Text to read:
Sport Otago CEO hopes New Zealand Government will amend gambling bill

13 October 2025 at 7:47am UTC-4
Email, LinkedIn, and more

Sport Otago CEO James Nation hopes the New Zealand government will amend its proposed igaming bill.

The bill, which the government is expected to decide on in mid-November, will include new regulations for advertising igaming, including broadcasts and sponsorships.

Nation said that while the bill would help with the government’s efforts to regulate offshore gambling, he was concerned that it would affect local sports clubs and organizations in its current form because operators would not be obligated to return portions of the profits to the community.

“Without community reinvestment being mandated for overseas operators, the bill risks deepening inequality — allowing profits to go offshore while the social costs of gambling remain in our vulnerable communities,” Nation told the Otago Daily Times. “If these overseas operators wish to profit from our communities, they must also contribute to their well-being. Anything less is exploitation.”

Nearly 5,000 parties have made submissions on the proposed bill, including Jodi Brown, General Manager of Basketball Otago, who said, “Basketball Otago simply would not be able to function at its current level, and the breadth of basketball opportunities in our region would be significantly reduced.”

This comes after the New Zealand amateur men’s football league came under scrutiny after it had drawn the attention of offshore gambling operators.

Abi Bray brings strong researching skills to the forefront of all of her writing, whether it’s the newest slots, industry trends or the ever changing legislation across the U.S, Asia and Australia, she maintains a keen eye for detail and a passion for reporting.

CiG Insignia
Locations:
Verticals:
Sectors:
Topics:

Dig Deeper

The Backstory

Why the bill matters now

New Zealand’s push to legalize and regulate online casinos is entering a decisive phase, with lawmakers weighing how to open a market long dominated by offshore sites while protecting consumers and domestic sports funding. The government’s Online Casino Bill cleared its first reading and moved to a select committee, where public input and industry lobbying have sharpened choices about license numbers, ad rules and whether foreign operators can compete on equal footing. Ministers have framed the plan as a safety-first reset that will impose standards, levy operators and block unlicensed sites, but industry and community groups warn the details will decide whether profits stay onshore and harm is contained.

At stake are billions in potential online gambling turnover, the future of TAB New Zealand’s role in digital wagering and the funding lifelines that community sports say they rely upon. The outcome will set the contours of a new licensing market slated to open in 2026 and determine whether the shift reins in offshore play or accelerates it under a government imprimatur.

Exercise objective: How would you sum up the article on the New Zealand gambling bill in two sentences? The items that come next are separate from the article.

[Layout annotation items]
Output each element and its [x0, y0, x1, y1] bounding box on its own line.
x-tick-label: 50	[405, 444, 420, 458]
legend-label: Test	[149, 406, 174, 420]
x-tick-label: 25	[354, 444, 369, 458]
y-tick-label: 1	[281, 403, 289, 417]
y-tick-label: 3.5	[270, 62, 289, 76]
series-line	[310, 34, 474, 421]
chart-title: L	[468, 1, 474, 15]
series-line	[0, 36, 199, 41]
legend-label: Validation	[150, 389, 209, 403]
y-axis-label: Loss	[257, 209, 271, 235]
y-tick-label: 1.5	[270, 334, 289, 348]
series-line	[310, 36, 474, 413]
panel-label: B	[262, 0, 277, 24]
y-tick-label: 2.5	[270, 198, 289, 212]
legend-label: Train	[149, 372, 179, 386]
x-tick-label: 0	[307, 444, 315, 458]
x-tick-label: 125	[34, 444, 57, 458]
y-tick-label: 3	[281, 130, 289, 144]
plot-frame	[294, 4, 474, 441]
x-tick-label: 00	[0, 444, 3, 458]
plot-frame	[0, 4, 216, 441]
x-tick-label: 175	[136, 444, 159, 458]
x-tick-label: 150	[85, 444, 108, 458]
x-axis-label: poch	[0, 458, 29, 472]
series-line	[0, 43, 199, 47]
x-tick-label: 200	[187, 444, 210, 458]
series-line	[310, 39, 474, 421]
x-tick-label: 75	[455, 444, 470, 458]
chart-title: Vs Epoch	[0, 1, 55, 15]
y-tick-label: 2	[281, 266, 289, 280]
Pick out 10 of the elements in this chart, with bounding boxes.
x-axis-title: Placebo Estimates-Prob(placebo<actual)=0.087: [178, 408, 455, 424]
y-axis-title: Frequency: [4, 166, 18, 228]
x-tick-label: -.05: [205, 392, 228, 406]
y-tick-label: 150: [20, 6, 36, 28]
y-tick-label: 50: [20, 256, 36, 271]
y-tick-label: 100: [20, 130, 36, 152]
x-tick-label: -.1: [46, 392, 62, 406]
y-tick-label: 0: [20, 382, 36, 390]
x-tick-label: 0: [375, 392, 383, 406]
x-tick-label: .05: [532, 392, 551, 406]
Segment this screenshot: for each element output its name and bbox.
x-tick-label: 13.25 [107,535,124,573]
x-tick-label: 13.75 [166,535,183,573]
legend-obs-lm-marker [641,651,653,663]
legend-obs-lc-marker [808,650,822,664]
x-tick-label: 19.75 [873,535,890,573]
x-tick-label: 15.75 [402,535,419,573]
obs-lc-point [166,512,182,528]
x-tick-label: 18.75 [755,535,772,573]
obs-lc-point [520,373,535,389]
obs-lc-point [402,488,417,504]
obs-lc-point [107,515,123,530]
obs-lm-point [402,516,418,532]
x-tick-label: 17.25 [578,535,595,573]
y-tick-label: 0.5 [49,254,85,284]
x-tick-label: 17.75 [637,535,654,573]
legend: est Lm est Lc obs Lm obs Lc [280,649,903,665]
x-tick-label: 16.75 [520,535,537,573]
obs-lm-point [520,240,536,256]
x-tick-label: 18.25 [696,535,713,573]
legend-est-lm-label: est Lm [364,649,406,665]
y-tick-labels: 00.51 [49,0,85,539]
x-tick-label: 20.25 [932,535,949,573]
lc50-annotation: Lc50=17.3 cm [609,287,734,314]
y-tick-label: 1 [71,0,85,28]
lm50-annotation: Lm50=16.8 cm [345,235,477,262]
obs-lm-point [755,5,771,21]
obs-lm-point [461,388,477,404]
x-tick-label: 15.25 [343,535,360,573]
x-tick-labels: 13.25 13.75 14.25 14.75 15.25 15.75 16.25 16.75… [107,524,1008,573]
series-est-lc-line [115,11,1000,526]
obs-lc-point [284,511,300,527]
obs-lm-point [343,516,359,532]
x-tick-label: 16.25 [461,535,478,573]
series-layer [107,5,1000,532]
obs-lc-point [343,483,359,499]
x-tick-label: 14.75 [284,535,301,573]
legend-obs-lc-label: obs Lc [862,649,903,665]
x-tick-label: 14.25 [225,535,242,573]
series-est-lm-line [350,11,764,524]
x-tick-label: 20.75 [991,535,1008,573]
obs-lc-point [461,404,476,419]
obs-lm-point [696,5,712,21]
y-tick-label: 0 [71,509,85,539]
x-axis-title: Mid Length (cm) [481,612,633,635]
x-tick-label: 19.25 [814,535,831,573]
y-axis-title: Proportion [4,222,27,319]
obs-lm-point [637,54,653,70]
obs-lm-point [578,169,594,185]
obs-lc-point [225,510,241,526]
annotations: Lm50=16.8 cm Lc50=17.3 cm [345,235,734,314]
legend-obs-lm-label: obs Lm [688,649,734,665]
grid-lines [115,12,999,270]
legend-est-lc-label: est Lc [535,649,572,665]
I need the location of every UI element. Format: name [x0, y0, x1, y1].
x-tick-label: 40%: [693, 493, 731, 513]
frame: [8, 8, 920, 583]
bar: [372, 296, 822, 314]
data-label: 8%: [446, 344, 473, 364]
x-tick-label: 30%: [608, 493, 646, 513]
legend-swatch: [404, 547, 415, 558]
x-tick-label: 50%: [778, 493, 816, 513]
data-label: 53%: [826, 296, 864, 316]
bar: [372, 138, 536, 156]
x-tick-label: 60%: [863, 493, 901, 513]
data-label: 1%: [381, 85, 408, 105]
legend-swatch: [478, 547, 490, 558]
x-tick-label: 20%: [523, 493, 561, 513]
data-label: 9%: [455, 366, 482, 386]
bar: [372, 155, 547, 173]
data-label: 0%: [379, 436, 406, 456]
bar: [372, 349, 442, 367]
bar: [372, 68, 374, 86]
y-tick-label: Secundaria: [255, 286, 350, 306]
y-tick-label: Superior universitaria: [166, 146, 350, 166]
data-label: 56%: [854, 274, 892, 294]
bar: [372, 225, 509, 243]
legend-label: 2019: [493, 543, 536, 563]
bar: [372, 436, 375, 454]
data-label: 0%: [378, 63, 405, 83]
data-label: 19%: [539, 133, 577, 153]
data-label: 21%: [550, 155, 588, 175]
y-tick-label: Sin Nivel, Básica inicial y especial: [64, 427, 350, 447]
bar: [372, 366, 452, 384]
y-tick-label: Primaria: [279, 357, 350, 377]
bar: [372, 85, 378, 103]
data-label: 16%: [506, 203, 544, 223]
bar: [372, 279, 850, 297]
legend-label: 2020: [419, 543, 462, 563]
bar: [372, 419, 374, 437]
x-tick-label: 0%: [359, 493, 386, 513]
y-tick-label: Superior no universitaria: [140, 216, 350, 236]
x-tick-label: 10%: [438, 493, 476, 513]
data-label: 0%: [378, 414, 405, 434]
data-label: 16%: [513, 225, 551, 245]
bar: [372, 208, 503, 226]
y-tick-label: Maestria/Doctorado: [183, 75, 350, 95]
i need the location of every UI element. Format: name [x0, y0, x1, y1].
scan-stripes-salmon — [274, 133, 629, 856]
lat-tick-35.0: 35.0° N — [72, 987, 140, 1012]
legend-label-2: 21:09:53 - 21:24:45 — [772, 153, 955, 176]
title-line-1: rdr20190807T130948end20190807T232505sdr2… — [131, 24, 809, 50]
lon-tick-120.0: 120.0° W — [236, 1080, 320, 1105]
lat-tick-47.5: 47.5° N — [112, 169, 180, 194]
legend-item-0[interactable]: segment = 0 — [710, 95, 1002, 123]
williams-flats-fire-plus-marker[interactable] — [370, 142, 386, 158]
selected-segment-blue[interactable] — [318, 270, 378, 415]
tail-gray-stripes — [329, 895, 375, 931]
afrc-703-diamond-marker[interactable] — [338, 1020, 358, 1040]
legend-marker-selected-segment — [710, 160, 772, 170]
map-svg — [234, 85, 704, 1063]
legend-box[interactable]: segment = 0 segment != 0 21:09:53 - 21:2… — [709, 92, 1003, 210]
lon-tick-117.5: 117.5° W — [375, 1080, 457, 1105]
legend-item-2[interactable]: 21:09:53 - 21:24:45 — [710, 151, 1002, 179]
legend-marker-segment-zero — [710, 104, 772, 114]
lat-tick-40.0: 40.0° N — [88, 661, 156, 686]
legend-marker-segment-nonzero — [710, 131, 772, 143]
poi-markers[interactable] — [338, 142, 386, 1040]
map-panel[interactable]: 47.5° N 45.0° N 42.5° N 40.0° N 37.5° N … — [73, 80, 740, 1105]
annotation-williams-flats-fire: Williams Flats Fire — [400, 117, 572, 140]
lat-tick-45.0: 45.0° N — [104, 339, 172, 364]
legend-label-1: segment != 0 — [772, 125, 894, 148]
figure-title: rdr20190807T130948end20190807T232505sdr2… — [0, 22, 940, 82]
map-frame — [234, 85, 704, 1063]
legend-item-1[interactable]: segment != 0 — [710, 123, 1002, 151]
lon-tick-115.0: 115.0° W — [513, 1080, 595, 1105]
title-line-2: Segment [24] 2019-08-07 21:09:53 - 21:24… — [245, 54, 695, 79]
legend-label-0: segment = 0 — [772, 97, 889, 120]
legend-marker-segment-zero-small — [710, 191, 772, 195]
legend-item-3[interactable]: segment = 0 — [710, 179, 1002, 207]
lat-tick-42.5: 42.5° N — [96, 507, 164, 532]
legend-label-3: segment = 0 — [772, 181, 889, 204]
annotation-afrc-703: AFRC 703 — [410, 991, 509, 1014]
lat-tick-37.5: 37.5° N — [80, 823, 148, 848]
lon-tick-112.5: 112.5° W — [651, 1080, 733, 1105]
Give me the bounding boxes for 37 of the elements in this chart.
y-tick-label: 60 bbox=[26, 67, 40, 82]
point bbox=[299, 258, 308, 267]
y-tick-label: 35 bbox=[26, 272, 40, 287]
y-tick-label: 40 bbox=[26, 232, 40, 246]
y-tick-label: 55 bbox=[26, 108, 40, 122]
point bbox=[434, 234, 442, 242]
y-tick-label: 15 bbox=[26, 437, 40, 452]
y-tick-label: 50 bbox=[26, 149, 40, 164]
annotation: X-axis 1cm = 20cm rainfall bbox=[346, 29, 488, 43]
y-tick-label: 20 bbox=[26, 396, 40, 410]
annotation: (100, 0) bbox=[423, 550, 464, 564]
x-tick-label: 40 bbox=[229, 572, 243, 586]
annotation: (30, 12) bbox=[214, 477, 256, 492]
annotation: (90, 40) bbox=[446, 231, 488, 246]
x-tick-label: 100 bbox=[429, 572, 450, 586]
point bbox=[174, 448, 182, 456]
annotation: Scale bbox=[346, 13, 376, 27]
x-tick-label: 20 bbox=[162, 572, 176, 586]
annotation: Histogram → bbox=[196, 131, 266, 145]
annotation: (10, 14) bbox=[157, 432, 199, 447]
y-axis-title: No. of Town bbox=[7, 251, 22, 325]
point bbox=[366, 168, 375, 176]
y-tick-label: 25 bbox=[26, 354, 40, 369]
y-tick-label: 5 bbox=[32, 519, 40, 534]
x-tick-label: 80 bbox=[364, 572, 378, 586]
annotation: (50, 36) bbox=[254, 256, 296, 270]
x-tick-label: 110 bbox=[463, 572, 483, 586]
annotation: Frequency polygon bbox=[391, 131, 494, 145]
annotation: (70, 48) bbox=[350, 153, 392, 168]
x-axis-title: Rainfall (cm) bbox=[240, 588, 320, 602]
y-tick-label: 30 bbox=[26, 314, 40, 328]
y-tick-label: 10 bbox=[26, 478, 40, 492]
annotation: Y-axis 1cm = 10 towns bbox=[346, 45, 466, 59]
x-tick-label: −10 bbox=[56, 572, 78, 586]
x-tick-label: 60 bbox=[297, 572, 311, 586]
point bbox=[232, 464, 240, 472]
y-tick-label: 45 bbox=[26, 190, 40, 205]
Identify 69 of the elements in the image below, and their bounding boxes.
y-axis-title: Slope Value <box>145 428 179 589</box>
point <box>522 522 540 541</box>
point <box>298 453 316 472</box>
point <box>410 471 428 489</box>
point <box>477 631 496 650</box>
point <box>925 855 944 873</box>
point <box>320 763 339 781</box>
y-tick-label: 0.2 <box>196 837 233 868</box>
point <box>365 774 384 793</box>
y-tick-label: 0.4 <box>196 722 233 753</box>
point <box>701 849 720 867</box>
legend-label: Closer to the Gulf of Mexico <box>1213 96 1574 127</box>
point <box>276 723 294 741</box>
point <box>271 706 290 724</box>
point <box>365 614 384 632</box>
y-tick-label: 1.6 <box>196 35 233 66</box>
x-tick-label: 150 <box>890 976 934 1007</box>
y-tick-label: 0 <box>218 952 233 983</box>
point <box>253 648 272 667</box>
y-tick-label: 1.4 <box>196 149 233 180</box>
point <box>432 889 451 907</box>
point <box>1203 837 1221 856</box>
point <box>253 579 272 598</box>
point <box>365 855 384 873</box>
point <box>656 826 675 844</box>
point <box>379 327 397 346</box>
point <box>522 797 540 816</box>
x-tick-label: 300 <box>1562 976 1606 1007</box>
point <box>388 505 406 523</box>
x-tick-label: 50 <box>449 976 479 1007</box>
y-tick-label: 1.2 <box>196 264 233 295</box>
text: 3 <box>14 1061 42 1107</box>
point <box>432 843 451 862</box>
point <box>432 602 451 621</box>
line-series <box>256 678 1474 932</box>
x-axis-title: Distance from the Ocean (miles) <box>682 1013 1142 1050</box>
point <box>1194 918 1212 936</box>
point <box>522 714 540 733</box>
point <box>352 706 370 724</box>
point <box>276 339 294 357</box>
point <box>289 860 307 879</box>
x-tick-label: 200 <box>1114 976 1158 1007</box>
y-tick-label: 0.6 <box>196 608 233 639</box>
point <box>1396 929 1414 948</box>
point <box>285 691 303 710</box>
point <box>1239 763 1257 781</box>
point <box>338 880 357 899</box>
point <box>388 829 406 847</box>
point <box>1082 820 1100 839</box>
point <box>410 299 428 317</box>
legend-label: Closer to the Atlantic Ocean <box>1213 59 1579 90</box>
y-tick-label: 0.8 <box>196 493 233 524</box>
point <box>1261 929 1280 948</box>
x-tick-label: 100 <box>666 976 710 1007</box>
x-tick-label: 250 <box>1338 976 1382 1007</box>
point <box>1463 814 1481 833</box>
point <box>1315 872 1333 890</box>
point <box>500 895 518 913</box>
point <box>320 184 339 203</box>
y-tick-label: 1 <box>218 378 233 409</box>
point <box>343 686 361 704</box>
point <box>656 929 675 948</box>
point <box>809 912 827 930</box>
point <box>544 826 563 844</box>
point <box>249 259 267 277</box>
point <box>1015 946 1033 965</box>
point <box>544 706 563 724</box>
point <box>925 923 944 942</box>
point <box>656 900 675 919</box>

Result below: Sport Otago CEO James Nation hopes the New Zealand government will amend its proposed igaming bill, which will bring new advertising regulations and is expected to be decided on in mid-November. He worries that, in its current form, the bill would affect local sports clubs and organizations because operators would not be obligated to return portions of their profits to the community.